WHAT THE TASK REQUIRES: Work out the number of lines with the word "nelle" in the material below, then reply with that number only.

PROVIDED DATA:
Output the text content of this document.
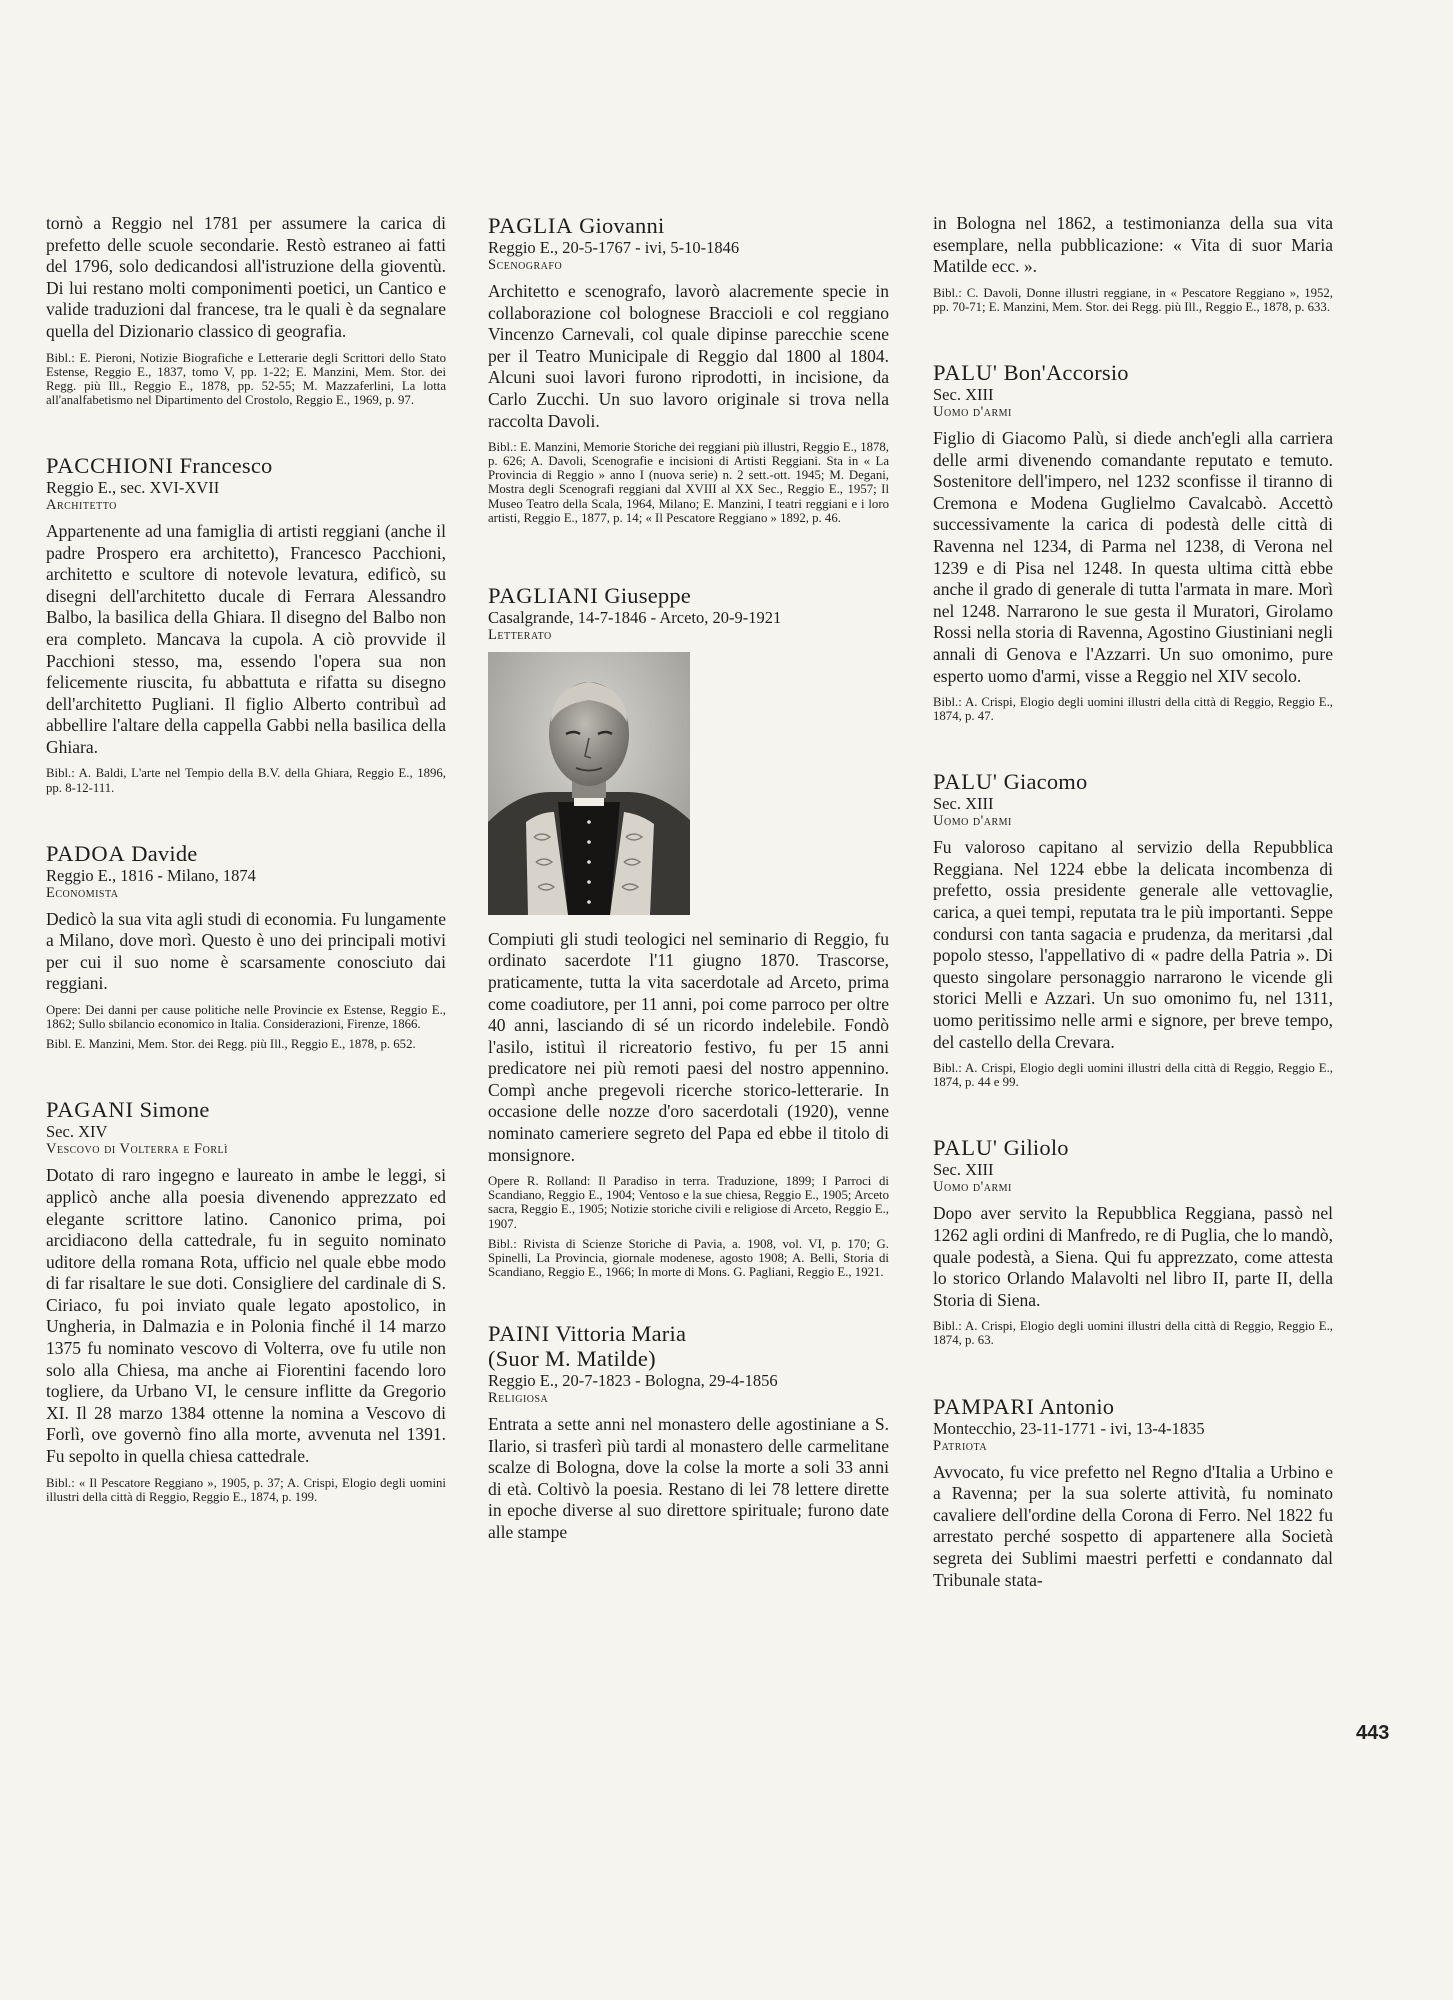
tornò a Reggio nel 1781 per assumere la carica di prefetto delle scuole secondarie. Restò estraneo ai fatti del 1796, solo dedicandosi all'istruzione della gioventù. Di lui restano molti componimenti poetici, un Cantico e valide traduzioni dal francese, tra le quali è da segnalare quella del Dizionario classico di geografia.

Bibl.: E. Pieroni, Notizie Biografiche e Letterarie degli Scrittori dello Stato Estense, Reggio E., 1837, tomo V, pp. 1-22; E. Manzini, Mem. Stor. dei Regg. più Ill., Reggio E., 1878, pp. 52-55; M. Mazzaferlini, La lotta all'analfabetismo nel Dipartimento del Crostolo, Reggio E., 1969, p. 97.

PACCHIONI Francesco

Reggio E., sec. XVI-XVII

Architetto

Appartenente ad una famiglia di artisti reggiani (anche il padre Prospero era architetto), Francesco Pacchioni, architetto e scultore di notevole levatura, edificò, su disegni dell'architetto ducale di Ferrara Alessandro Balbo, la basilica della Ghiara. Il disegno del Balbo non era completo. Mancava la cupola. A ciò provvide il Pacchioni stesso, ma, essendo l'opera sua non felicemente riuscita, fu abbattuta e rifatta su disegno dell'architetto Pugliani. Il figlio Alberto contribuì ad abbellire l'altare della cappella Gabbi nella basilica della Ghiara.

Bibl.: A. Baldi, L'arte nel Tempio della B.V. della Ghiara, Reggio E., 1896, pp. 8-12-111.

PADOA Davide

Reggio E., 1816 - Milano, 1874

Economista

Dedicò la sua vita agli studi di economia. Fu lungamente a Milano, dove morì. Questo è uno dei principali motivi per cui il suo nome è scarsamente conosciuto dai reggiani.

Opere: Dei danni per cause politiche nelle Provincie ex Estense, Reggio E., 1862; Sullo sbilancio economico in Italia. Considerazioni, Firenze, 1866.

Bibl. E. Manzini, Mem. Stor. dei Regg. più Ill., Reggio E., 1878, p. 652.

PAGANI Simone

Sec. XIV

Vescovo di Volterra e Forlì

Dotato di raro ingegno e laureato in ambe le leggi, si applicò anche alla poesia divenendo apprezzato ed elegante scrittore latino. Canonico prima, poi arcidiacono della cattedrale, fu in seguito nominato uditore della romana Rota, ufficio nel quale ebbe modo di far risaltare le sue doti. Consigliere del cardinale di S. Ciriaco, fu poi inviato quale legato apostolico, in Ungheria, in Dalmazia e in Polonia finché il 14 marzo 1375 fu nominato vescovo di Volterra, ove fu utile non solo alla Chiesa, ma anche ai Fiorentini facendo loro togliere, da Urbano VI, le censure inflitte da Gregorio XI. Il 28 marzo 1384 ottenne la nomina a Vescovo di Forlì, ove governò fino alla morte, avvenuta nel 1391. Fu sepolto in quella chiesa cattedrale.

Bibl.: « Il Pescatore Reggiano », 1905, p. 37; A. Crispi, Elogio degli uomini illustri della città di Reggio, Reggio E., 1874, p. 199.

PAGLIA Giovanni

Reggio E., 20-5-1767 - ivi, 5-10-1846

Scenografo

Architetto e scenografo, lavorò alacremente specie in collaborazione col bolognese Braccioli e col reggiano Vincenzo Carnevali, col quale dipinse parecchie scene per il Teatro Municipale di Reggio dal 1800 al 1804. Alcuni suoi lavori furono riprodotti, in incisione, da Carlo Zucchi. Un suo lavoro originale si trova nella raccolta Davoli.

Bibl.: E. Manzini, Memorie Storiche dei reggiani più illustri, Reggio E., 1878, p. 626; A. Davoli, Scenografie e incisioni di Artisti Reggiani. Sta in « La Provincia di Reggio » anno I (nuova serie) n. 2 sett.-ott. 1945; M. Degani, Mostra degli Scenografi reggiani dal XVIII al XX Sec., Reggio E., 1957; Il Museo Teatro della Scala, 1964, Milano; E. Manzini, I teatri reggiani e i loro artisti, Reggio E., 1877, p. 14; « Il Pescatore Reggiano » 1892, p. 46.

PAGLIANI Giuseppe

Casalgrande, 14-7-1846 - Arceto, 20-9-1921

Letterato

Compiuti gli studi teologici nel seminario di Reggio, fu ordinato sacerdote l'11 giugno 1870. Trascorse, praticamente, tutta la vita sacerdotale ad Arceto, prima come coadiutore, per 11 anni, poi come parroco per oltre 40 anni, lasciando di sé un ricordo indelebile. Fondò l'asilo, istituì il ricreatorio festivo, fu per 15 anni predicatore nei più remoti paesi del nostro appennino. Compì anche pregevoli ricerche storico-letterarie. In occasione delle nozze d'oro sacerdotali (1920), venne nominato cameriere segreto del Papa ed ebbe il titolo di monsignore.

Opere R. Rolland: Il Paradiso in terra. Traduzione, 1899; I Parroci di Scandiano, Reggio E., 1904; Ventoso e la sue chiesa, Reggio E., 1905; Arceto sacra, Reggio E., 1905; Notizie storiche civili e religiose di Arceto, Reggio E., 1907.

Bibl.: Rivista di Scienze Storiche di Pavia, a. 1908, vol. VI, p. 170; G. Spinelli, La Provincia, giornale modenese, agosto 1908; A. Belli, Storia di Scandiano, Reggio E., 1966; In morte di Mons. G. Pagliani, Reggio E., 1921.

PAINI Vittoria Maria
(Suor M. Matilde)

Reggio E., 20-7-1823 - Bologna, 29-4-1856

Religiosa

Entrata a sette anni nel monastero delle agostiniane a S. Ilario, si trasferì più tardi al monastero delle carmelitane scalze di Bologna, dove la colse la morte a soli 33 anni di età. Coltivò la poesia. Restano di lei 78 lettere dirette in epoche diverse al suo direttore spirituale; furono date alle stampe

in Bologna nel 1862, a testimonianza della sua vita esemplare, nella pubblicazione: « Vita di suor Maria Matilde ecc. ».

Bibl.: C. Davoli, Donne illustri reggiane, in « Pescatore Reggiano », 1952, pp. 70-71; E. Manzini, Mem. Stor. dei Regg. più Ill., Reggio E., 1878, p. 633.

PALU' Bon'Accorsio

Sec. XIII

Uomo d'armi

Figlio di Giacomo Palù, si diede anch'egli alla carriera delle armi divenendo comandante reputato e temuto. Sostenitore dell'impero, nel 1232 sconfisse il tiranno di Cremona e Modena Guglielmo Cavalcabò. Accettò successivamente la carica di podestà delle città di Ravenna nel 1234, di Parma nel 1238, di Verona nel 1239 e di Pisa nel 1248. In questa ultima città ebbe anche il grado di generale di tutta l'armata in mare. Morì nel 1248. Narrarono le sue gesta il Muratori, Girolamo Rossi nella storia di Ravenna, Agostino Giustiniani negli annali di Genova e l'Azzarri. Un suo omonimo, pure esperto uomo d'armi, visse a Reggio nel XIV secolo.

Bibl.: A. Crispi, Elogio degli uomini illustri della città di Reggio, Reggio E., 1874, p. 47.

PALU' Giacomo

Sec. XIII

Uomo d'armi

Fu valoroso capitano al servizio della Repubblica Reggiana. Nel 1224 ebbe la delicata incombenza di prefetto, ossia presidente generale alle vettovaglie, carica, a quei tempi, reputata tra le più importanti. Seppe condursi con tanta sagacia e prudenza, da meritarsi ,dal popolo stesso, l'appellativo di « padre della Patria ». Di questo singolare personaggio narrarono le vicende gli storici Melli e Azzari. Un suo omonimo fu, nel 1311, uomo peritissimo nelle armi e signore, per breve tempo, del castello della Crevara.

Bibl.: A. Crispi, Elogio degli uomini illustri della città di Reggio, Reggio E., 1874, p. 44 e 99.

PALU' Giliolo

Sec. XIII

Uomo d'armi

Dopo aver servito la Repubblica Reggiana, passò nel 1262 agli ordini di Manfredo, re di Puglia, che lo mandò, quale podestà, a Siena. Qui fu apprezzato, come attesta lo storico Orlando Malavolti nel libro II, parte II, della Storia di Siena.

Bibl.: A. Crispi, Elogio degli uomini illustri della città di Reggio, Reggio E., 1874, p. 63.

PAMPARI Antonio

Montecchio, 23-11-1771 - ivi, 13-4-1835

Patriota

Avvocato, fu vice prefetto nel Regno d'Italia a Urbino e a Ravenna; per la sua solerte attività, fu nominato cavaliere dell'ordine della Corona di Ferro. Nel 1822 fu arrestato perché sospetto di appartenere alla Società segreta dei Sublimi maestri perfetti e condannato dal Tribunale stata-

443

EXERCISE OUTPUT: 2